* Start *

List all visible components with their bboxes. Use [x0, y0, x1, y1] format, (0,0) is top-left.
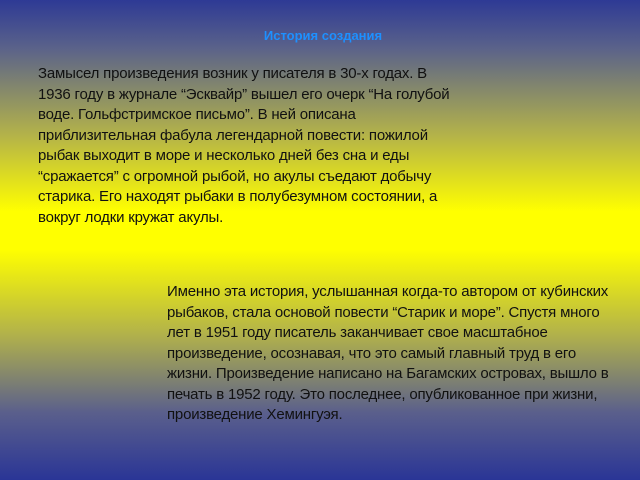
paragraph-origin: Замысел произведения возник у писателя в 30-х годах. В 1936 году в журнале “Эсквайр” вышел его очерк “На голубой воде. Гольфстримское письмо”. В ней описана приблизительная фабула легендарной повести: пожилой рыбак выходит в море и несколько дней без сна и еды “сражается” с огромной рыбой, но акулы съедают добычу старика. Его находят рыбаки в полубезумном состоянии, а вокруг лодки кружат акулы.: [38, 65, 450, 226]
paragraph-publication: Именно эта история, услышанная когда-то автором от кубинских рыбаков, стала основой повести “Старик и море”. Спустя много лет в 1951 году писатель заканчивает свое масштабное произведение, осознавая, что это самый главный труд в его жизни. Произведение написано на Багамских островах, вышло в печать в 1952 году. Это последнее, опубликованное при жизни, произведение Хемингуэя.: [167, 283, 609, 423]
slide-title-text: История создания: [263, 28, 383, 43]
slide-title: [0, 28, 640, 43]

* End *
* Start *

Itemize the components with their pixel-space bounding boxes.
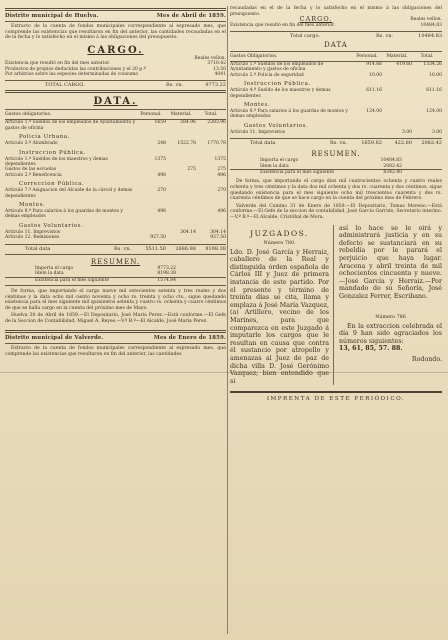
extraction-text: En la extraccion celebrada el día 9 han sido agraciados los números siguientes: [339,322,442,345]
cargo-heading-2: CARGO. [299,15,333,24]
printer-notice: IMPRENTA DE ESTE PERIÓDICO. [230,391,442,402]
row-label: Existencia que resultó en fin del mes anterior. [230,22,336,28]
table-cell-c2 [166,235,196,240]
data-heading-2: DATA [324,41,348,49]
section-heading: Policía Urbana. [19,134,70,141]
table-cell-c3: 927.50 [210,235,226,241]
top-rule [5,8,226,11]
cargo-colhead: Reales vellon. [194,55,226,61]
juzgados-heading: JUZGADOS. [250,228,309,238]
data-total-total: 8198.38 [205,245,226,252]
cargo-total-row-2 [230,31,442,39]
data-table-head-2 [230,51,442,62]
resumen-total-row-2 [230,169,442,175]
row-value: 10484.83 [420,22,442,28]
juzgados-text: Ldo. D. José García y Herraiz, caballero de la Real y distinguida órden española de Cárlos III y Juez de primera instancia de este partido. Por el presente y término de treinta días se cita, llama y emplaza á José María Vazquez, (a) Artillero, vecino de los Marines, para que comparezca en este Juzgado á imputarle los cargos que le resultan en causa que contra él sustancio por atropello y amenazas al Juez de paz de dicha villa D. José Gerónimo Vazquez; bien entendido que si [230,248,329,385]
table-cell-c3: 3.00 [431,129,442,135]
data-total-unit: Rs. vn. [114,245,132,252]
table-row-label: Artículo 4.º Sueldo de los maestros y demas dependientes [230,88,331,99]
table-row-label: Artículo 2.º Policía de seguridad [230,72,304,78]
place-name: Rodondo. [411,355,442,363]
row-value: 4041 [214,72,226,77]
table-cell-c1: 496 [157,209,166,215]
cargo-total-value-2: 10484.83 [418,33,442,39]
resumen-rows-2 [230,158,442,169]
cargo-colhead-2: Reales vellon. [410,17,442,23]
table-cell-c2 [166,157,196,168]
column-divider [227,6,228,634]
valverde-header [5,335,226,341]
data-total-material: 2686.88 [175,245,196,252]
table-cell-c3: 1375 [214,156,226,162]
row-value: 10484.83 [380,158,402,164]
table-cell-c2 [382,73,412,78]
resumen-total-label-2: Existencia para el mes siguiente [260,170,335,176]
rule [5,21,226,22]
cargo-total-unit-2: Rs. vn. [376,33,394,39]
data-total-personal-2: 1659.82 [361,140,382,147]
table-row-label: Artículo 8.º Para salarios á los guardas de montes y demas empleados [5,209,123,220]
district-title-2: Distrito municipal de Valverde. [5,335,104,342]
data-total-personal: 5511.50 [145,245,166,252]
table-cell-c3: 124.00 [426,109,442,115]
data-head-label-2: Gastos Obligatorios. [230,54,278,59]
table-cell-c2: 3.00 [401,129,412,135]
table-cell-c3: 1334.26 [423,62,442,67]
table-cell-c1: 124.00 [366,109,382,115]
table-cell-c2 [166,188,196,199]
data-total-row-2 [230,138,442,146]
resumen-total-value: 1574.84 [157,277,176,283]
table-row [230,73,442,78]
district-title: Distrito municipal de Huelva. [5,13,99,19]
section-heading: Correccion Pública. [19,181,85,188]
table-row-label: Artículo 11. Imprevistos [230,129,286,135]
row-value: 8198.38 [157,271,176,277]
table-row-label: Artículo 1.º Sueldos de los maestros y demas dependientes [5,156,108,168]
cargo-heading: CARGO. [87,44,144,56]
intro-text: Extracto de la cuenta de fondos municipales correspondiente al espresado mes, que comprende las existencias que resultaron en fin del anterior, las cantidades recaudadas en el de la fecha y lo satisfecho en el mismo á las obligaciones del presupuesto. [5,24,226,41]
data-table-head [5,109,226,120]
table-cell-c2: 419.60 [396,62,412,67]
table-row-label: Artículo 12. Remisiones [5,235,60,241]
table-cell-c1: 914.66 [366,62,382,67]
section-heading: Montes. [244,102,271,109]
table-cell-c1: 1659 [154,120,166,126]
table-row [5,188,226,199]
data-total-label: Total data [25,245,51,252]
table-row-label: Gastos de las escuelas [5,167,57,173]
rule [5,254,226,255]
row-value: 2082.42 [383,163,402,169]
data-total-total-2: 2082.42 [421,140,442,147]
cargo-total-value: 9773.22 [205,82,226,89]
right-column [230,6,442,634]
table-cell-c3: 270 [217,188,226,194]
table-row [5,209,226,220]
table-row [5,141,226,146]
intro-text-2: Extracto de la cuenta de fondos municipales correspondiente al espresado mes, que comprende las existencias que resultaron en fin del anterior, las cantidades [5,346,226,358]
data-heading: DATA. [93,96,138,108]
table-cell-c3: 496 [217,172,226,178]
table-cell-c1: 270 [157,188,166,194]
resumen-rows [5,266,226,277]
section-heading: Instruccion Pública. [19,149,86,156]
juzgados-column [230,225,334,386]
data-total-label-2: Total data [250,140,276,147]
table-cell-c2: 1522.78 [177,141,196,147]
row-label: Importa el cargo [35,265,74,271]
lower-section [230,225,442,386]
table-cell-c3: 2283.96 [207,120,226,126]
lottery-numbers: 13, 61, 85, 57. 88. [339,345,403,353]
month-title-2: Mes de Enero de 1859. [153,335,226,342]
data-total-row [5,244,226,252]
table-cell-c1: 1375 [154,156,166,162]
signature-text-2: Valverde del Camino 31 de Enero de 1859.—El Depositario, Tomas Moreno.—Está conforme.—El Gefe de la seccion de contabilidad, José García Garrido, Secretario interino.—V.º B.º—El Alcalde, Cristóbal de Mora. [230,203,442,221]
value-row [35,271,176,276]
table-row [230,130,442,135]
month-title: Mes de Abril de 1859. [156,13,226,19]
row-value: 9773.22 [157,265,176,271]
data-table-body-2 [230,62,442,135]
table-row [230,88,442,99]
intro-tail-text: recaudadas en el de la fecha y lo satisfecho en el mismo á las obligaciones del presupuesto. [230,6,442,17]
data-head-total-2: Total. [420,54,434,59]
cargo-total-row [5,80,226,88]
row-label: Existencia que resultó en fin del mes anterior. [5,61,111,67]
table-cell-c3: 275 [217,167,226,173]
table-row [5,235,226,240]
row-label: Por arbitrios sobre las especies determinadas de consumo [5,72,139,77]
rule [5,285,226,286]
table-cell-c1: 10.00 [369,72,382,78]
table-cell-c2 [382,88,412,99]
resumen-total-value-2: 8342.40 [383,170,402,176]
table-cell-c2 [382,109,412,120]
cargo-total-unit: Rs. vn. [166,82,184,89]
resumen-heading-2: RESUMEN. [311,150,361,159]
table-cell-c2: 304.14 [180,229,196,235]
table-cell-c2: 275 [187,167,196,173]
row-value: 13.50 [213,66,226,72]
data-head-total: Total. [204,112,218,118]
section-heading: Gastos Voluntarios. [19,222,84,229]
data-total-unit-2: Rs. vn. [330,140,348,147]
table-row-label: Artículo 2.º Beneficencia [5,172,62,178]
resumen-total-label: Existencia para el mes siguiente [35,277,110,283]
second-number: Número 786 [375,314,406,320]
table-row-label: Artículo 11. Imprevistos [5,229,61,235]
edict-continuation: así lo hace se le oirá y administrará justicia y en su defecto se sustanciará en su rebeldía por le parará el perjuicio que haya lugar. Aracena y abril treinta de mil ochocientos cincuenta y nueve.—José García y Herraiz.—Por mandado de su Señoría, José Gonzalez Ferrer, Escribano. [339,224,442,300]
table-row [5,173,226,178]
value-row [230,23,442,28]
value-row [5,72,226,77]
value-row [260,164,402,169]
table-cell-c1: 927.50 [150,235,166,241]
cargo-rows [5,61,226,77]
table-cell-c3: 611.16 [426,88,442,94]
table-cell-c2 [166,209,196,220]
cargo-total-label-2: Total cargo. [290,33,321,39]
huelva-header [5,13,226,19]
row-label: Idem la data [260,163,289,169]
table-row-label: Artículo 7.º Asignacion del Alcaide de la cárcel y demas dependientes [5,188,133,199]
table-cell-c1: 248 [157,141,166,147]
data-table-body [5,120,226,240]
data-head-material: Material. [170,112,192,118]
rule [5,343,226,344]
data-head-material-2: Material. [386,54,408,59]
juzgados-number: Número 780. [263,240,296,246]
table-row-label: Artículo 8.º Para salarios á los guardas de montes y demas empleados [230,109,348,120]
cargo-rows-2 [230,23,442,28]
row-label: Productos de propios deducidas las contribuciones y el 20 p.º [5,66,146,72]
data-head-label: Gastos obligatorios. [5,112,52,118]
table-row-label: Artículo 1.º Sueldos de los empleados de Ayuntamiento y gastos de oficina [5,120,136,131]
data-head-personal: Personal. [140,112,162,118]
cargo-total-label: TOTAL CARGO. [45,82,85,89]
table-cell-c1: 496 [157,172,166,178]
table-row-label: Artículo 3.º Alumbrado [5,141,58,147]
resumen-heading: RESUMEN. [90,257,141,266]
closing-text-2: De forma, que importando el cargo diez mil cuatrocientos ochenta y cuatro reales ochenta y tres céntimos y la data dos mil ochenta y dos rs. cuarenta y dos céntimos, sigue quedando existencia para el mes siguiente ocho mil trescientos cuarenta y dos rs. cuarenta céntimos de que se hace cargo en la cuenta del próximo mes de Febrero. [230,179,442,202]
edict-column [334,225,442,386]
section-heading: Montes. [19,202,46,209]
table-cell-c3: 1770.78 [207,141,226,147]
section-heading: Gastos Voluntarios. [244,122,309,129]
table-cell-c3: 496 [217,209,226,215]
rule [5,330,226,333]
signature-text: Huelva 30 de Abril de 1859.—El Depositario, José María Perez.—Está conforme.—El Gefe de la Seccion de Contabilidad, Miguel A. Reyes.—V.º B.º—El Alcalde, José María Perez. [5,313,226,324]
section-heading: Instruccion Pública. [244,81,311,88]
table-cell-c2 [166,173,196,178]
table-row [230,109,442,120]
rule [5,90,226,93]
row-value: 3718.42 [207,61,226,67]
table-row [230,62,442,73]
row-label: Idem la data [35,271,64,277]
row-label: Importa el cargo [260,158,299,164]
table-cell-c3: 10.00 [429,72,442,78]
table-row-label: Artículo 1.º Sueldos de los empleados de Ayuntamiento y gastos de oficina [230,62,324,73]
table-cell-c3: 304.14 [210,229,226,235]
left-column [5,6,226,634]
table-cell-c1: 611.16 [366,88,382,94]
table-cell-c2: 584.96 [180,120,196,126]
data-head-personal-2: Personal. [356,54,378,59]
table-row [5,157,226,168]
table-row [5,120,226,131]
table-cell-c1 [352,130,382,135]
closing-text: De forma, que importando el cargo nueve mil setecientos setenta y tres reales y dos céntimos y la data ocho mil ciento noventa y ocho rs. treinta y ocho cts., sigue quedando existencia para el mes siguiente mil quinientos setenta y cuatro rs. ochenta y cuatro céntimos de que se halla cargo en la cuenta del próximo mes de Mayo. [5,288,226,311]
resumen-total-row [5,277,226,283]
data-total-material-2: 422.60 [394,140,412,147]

* End *
* Start *

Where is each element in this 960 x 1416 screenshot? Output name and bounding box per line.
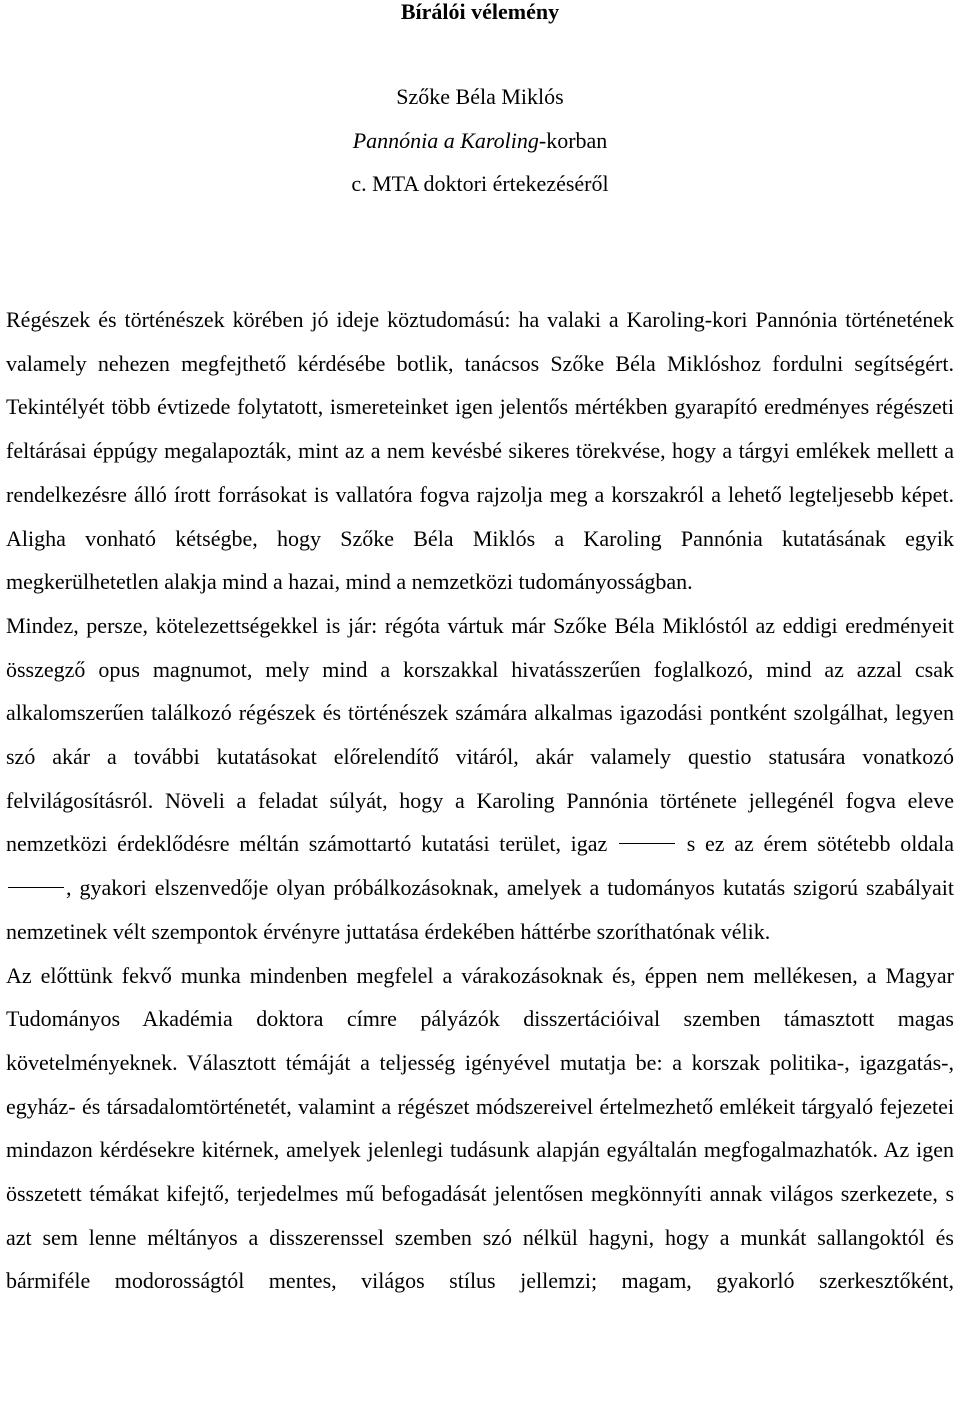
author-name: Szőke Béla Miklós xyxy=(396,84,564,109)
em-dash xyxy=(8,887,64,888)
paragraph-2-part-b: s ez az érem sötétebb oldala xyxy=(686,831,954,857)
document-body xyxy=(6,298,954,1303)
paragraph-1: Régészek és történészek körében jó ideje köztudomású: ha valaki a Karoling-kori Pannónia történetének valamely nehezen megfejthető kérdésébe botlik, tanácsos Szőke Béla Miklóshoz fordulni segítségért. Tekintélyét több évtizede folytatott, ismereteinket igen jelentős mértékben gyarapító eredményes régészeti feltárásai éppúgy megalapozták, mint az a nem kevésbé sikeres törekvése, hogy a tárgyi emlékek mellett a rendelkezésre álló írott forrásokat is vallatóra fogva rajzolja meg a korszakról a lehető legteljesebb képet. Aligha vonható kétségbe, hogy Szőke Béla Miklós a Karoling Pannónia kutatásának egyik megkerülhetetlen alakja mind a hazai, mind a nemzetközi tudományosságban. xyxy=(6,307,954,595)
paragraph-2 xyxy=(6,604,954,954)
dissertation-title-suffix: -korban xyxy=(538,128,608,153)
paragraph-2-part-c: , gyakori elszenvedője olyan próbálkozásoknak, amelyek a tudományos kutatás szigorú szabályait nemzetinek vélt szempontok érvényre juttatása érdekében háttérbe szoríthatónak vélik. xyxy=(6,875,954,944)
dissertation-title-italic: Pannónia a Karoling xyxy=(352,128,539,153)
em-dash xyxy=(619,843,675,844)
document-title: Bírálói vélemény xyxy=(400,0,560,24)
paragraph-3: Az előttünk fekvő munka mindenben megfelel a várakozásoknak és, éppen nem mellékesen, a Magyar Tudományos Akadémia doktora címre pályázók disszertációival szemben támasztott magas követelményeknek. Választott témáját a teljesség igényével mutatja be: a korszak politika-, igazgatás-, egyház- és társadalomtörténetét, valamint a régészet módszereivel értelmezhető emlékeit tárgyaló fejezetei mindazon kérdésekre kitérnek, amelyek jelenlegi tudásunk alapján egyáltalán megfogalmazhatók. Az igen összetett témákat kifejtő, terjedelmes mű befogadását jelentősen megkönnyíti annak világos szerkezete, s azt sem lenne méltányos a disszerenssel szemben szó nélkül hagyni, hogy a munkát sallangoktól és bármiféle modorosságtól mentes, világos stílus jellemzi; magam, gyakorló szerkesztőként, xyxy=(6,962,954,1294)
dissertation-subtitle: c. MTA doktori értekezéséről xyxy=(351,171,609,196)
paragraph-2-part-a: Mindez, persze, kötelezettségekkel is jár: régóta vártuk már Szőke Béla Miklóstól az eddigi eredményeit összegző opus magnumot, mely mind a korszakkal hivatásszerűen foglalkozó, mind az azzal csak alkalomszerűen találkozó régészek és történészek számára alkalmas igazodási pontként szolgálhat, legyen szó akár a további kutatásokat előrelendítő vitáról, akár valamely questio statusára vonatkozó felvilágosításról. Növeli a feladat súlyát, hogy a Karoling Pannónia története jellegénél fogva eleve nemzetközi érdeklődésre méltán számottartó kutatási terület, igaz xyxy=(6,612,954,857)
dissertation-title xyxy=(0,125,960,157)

* End *

TASK REQUIREMENTS: Put the entries from the line containing "List all visible" through the line containing "slide-title: [0, 28, 640, 43]" into a Markdown table with the columns Row and Line, numbering each row and skipping blank lines. Leave out the pictures.

FINAL ANSWER:
| Row | Line |
|---|---|
| 1 | List all visible components with their bboxes. Use [x0, y0, x1, y1] format, (0,0) is top-left. |
| 2 | paragraph-origin: Замысел произведения возник у писателя в 30-х годах. В 1936 году в журнале “Эсквайр” вышел его очерк “На голубой воде. Гольфстримское письмо”. В ней описана приблизительная фабула легендарной повести: пожилой рыбак выходит в море и несколько дней без сна и еды “сражается” с огромной рыбой, но акулы съедают добычу старика. Его находят рыбаки в полубезумном состоянии, а вокруг лодки кружат акулы.: [38, 65, 450, 226] |
| 3 | paragraph-publication: Именно эта история, услышанная когда-то автором от кубинских рыбаков, стала основой повести “Старик и море”. Спустя много лет в 1951 году писатель заканчивает свое масштабное произведение, осознавая, что это самый главный труд в его жизни. Произведение написано на Багамских островах, вышло в печать в 1952 году. Это последнее, опубликованное при жизни, произведение Хемингуэя.: [167, 283, 609, 423] |
| 4 | slide-title-text: История создания: [263, 28, 383, 43] |
| 5 | slide-title: [0, 28, 640, 43] |